Exercise objective: Take the listing and print it in full, exactly as given.

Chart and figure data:
>>>>>

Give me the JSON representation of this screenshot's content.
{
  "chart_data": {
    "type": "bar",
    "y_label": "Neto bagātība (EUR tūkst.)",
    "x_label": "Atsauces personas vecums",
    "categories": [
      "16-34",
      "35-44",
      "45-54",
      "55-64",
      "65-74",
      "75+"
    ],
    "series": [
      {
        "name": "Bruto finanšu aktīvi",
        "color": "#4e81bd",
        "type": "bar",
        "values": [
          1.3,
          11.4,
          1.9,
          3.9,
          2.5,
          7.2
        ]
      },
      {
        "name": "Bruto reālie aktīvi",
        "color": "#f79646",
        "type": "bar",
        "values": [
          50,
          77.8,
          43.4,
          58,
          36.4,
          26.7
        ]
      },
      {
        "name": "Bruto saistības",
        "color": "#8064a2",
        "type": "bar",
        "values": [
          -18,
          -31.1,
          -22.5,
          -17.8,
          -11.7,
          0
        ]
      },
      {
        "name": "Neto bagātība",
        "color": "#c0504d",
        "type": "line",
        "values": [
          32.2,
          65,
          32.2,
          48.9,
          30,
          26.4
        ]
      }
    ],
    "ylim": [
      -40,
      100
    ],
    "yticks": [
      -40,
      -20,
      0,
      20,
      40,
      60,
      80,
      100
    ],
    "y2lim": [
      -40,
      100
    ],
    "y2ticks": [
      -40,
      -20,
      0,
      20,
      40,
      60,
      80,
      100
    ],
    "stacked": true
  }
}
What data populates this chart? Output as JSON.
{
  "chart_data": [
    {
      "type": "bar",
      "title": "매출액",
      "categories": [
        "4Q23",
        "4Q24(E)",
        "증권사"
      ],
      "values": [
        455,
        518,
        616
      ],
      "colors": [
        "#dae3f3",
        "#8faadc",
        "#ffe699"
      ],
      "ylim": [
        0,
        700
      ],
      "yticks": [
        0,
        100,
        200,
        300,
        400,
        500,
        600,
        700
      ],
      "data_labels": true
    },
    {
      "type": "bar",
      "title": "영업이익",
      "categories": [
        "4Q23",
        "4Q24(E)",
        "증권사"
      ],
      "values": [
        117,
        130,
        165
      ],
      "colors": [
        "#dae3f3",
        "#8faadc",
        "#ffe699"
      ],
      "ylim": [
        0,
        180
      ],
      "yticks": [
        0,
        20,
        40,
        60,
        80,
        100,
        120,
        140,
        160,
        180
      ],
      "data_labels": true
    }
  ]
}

<<<<<

Expected answer:
Give me the JSON representation of this screenshot's content.
{
  "chart_data": {
    "type": "bar",
    "y_label": "Neto bagātība (EUR tūkst.)",
    "x_label": "Atsauces personas vecums",
    "categories": [
      "16-34",
      "35-44",
      "45-54",
      "55-64",
      "65-74",
      "75+"
    ],
    "series": [
      {
        "name": "Bruto finanšu aktīvi",
        "color": "#4e81bd",
        "type": "bar",
        "values": [
          1.3,
          11.4,
          1.9,
          3.9,
          2.5,
          7.2
        ]
      },
      {
        "name": "Bruto reālie aktīvi",
        "color": "#f79646",
        "type": "bar",
        "values": [
          50,
          77.8,
          43.4,
          58,
          36.4,
          26.7
        ]
      },
      {
        "name": "Bruto saistības",
        "color": "#8064a2",
        "type": "bar",
        "values": [
          -18,
          -31.1,
          -22.5,
          -17.8,
          -11.7,
          0
        ]
      },
      {
        "name": "Neto bagātība",
        "color": "#c0504d",
        "type": "line",
        "values": [
          32.2,
          65,
          32.2,
          48.9,
          30,
          26.4
        ]
      }
    ],
    "ylim": [
      -40,
      100
    ],
    "yticks": [
      -40,
      -20,
      0,
      20,
      40,
      60,
      80,
      100
    ],
    "y2lim": [
      -40,
      100
    ],
    "y2ticks": [
      -40,
      -20,
      0,
      20,
      40,
      60,
      80,
      100
    ],
    "stacked": true
  }
}
What data populates this chart? Output as JSON.
{
  "chart_data": [
    {
      "type": "bar",
      "title": "매출액",
      "categories": [
        "4Q23",
        "4Q24(E)",
        "증권사"
      ],
      "values": [
        455,
        518,
        616
      ],
      "colors": [
        "#dae3f3",
        "#8faadc",
        "#ffe699"
      ],
      "ylim": [
        0,
        700
      ],
      "yticks": [
        0,
        100,
        200,
        300,
        400,
        500,
        600,
        700
      ],
      "data_labels": true
    },
    {
      "type": "bar",
      "title": "영업이익",
      "categories": [
        "4Q23",
        "4Q24(E)",
        "증권사"
      ],
      "values": [
        117,
        130,
        165
      ],
      "colors": [
        "#dae3f3",
        "#8faadc",
        "#ffe699"
      ],
      "ylim": [
        0,
        180
      ],
      "yticks": [
        0,
        20,
        40,
        60,
        80,
        100,
        120,
        140,
        160,
        180
      ],
      "data_labels": true
    }
  ]
}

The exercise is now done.